━━ Information supplied

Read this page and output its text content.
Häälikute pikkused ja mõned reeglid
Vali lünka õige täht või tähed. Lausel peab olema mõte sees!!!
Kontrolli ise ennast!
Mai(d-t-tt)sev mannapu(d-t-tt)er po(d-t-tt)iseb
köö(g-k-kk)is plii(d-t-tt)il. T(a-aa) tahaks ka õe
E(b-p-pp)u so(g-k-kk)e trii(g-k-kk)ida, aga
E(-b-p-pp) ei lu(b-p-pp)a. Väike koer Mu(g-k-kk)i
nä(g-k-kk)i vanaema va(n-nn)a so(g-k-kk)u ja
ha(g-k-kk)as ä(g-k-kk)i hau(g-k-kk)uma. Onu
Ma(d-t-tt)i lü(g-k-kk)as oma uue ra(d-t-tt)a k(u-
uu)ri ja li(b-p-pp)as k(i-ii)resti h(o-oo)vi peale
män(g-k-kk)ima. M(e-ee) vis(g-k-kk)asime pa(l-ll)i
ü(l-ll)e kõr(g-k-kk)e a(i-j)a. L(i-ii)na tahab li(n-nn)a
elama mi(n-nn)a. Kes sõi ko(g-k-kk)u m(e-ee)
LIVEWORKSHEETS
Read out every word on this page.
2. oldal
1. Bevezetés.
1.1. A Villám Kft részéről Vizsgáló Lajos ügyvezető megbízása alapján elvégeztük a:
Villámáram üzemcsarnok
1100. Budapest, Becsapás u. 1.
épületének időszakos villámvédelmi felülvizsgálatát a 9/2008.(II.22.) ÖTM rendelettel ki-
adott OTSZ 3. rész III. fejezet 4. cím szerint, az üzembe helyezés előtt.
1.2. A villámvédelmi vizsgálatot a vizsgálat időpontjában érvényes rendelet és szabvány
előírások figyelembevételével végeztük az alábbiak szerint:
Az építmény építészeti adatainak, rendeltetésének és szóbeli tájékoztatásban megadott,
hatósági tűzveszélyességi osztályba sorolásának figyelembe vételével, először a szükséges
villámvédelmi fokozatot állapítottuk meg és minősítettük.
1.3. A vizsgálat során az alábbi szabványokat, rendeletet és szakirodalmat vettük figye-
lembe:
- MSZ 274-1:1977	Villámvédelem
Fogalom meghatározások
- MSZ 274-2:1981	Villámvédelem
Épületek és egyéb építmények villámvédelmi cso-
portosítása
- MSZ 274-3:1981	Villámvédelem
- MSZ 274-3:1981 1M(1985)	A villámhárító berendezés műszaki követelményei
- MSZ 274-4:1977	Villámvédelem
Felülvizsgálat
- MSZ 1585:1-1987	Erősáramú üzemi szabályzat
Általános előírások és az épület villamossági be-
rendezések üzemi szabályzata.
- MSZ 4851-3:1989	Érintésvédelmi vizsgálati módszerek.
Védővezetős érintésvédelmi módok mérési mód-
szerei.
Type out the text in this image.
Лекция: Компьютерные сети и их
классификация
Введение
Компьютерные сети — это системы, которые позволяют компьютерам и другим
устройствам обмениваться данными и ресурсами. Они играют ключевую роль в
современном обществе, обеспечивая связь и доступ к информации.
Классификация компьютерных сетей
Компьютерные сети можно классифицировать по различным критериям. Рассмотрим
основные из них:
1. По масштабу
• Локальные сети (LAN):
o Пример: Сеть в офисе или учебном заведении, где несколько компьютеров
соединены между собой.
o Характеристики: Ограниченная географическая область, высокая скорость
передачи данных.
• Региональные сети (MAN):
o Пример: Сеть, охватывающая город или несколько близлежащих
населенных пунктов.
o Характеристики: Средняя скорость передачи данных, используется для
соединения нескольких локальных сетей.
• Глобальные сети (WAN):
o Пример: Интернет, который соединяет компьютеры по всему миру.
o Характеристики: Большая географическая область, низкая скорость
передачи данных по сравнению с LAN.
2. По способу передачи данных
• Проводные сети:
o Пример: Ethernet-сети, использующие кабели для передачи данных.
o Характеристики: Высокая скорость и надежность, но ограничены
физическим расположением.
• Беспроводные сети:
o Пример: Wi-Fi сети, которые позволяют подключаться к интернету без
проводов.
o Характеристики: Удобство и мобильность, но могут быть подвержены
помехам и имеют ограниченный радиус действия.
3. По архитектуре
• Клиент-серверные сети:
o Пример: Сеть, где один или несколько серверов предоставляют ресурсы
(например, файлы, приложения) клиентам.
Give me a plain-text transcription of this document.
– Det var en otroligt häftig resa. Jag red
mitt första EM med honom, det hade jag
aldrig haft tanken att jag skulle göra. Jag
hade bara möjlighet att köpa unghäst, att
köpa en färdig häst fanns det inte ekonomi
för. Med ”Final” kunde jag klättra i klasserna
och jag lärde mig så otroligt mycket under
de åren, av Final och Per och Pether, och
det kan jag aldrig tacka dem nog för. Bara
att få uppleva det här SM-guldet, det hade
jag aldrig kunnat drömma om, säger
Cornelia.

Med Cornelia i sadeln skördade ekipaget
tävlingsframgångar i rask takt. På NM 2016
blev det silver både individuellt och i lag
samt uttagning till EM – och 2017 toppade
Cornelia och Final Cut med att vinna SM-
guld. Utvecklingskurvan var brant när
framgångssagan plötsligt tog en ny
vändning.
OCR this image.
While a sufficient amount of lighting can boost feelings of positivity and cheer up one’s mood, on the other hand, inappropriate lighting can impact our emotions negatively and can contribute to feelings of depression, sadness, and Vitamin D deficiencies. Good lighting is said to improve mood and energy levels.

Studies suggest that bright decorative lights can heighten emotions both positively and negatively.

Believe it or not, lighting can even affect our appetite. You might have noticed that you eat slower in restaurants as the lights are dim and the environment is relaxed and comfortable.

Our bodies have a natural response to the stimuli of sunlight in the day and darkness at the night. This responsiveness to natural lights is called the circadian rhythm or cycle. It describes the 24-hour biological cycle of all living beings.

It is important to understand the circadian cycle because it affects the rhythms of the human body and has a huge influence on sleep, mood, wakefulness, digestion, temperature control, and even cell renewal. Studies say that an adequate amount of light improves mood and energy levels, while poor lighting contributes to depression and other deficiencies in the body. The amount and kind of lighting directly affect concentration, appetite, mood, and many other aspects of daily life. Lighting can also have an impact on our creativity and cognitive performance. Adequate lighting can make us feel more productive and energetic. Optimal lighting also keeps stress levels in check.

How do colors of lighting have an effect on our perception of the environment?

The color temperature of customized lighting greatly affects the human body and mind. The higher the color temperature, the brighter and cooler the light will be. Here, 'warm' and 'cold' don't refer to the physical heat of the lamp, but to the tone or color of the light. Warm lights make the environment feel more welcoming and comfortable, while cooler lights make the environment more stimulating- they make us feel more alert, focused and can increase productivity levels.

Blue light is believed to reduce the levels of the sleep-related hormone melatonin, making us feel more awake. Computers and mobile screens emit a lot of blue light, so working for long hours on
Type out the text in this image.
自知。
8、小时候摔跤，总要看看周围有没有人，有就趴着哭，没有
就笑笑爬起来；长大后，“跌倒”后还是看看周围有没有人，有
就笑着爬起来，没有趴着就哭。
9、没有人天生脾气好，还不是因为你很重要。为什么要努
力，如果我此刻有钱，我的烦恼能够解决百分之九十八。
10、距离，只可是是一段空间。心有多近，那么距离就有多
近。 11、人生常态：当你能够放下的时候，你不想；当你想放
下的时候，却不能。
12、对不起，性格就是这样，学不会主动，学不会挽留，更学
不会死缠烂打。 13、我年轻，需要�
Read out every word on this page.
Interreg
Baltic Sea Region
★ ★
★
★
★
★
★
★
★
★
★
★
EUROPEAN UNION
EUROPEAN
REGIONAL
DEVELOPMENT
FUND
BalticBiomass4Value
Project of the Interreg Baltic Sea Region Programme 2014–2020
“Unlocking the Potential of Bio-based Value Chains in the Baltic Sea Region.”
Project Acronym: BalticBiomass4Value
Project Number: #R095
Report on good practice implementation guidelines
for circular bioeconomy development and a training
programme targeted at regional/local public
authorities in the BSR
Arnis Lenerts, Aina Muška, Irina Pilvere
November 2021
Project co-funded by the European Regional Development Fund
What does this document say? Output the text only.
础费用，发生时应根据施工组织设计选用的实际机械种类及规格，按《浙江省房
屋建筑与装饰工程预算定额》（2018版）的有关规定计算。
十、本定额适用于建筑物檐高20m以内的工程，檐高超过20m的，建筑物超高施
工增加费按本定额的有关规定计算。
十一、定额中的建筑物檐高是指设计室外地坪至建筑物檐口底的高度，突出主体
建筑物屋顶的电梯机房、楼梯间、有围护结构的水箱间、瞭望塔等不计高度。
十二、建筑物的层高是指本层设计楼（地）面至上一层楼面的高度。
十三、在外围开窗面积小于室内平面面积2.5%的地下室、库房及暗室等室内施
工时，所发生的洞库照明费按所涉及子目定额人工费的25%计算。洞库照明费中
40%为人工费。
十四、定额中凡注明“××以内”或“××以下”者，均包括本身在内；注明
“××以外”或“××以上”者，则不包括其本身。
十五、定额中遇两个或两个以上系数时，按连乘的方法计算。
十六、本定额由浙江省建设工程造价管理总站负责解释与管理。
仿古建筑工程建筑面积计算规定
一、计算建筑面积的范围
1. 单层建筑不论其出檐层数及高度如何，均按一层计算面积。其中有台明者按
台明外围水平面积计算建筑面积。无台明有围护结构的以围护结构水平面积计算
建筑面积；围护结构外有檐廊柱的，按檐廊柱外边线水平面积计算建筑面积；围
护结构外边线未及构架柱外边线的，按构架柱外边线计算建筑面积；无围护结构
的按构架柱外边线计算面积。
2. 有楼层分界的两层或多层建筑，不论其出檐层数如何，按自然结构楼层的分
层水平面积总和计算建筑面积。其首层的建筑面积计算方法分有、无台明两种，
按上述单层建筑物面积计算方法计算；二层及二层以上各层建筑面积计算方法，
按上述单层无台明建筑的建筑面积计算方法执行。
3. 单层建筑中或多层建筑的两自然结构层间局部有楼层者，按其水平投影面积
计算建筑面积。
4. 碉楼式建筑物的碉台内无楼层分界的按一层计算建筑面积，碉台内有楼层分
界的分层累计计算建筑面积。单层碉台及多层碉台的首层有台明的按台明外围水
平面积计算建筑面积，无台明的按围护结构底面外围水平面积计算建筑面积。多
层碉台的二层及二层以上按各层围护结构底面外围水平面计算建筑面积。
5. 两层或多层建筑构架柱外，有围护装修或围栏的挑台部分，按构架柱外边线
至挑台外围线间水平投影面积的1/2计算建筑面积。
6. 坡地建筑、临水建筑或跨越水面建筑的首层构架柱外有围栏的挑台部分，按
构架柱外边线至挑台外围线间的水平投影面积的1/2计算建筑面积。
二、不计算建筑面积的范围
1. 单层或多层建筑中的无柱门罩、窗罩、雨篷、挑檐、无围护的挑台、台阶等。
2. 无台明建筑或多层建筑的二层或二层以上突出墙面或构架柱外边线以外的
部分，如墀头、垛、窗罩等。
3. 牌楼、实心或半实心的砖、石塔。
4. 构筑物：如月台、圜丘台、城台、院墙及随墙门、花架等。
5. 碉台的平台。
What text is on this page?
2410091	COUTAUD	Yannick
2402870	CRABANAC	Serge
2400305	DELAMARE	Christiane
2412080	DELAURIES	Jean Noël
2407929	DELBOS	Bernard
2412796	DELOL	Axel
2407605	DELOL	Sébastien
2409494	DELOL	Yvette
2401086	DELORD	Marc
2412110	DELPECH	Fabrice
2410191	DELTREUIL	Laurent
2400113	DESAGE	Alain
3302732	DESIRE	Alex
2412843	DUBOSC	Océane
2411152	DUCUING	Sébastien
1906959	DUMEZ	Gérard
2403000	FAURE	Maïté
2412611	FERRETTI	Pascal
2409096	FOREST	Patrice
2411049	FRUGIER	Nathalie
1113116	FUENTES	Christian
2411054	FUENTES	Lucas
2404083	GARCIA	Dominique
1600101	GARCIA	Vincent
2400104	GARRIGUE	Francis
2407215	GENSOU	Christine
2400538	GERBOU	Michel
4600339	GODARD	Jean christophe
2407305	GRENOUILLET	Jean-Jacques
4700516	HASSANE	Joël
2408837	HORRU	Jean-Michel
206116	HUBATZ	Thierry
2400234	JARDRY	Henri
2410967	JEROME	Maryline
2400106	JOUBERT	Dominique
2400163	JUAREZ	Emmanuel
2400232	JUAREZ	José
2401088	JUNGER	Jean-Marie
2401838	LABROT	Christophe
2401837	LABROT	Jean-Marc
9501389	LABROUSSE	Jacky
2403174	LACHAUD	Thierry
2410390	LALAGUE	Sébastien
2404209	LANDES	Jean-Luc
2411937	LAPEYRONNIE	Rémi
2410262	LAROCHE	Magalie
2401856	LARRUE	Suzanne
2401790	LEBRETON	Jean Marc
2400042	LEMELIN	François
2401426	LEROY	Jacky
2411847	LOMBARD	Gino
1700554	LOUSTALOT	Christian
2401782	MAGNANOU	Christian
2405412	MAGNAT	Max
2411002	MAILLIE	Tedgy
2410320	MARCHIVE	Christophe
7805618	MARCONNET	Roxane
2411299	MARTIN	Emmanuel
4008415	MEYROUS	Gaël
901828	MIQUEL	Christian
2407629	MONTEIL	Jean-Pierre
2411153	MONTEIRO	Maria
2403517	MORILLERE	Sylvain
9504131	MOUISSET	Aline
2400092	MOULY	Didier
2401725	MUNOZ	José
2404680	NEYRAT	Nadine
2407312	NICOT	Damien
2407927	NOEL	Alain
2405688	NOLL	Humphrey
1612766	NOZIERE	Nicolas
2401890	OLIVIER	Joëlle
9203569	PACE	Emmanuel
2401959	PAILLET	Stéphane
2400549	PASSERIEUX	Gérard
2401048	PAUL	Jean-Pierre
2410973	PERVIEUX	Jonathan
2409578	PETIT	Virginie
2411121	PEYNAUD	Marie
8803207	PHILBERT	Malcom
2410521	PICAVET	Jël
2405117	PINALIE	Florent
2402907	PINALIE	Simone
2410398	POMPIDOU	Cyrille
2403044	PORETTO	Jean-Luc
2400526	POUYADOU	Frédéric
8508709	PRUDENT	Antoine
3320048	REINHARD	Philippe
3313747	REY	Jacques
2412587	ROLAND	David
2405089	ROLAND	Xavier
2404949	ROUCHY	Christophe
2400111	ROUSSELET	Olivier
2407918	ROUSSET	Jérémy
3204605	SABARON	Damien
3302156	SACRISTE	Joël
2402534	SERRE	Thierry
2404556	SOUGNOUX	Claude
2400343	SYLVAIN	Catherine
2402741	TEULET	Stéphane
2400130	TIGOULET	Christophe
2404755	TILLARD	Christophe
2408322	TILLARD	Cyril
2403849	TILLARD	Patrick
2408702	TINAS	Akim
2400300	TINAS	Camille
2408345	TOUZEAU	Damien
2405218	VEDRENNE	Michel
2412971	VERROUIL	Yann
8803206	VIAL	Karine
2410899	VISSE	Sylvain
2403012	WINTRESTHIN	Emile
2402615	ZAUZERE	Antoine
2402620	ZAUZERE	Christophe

━━━━

* **Your goal**: Find each line in the records holding the string "данных" and show it.

* **Right answer**:
передачи данных.
o Характеристики: Средняя скорость передачи данных, используется для
передачи данных по сравнению с LAN.
2. По способу передачи данных
o Пример: Ethernet-сети, использующие кабели для передачи данных.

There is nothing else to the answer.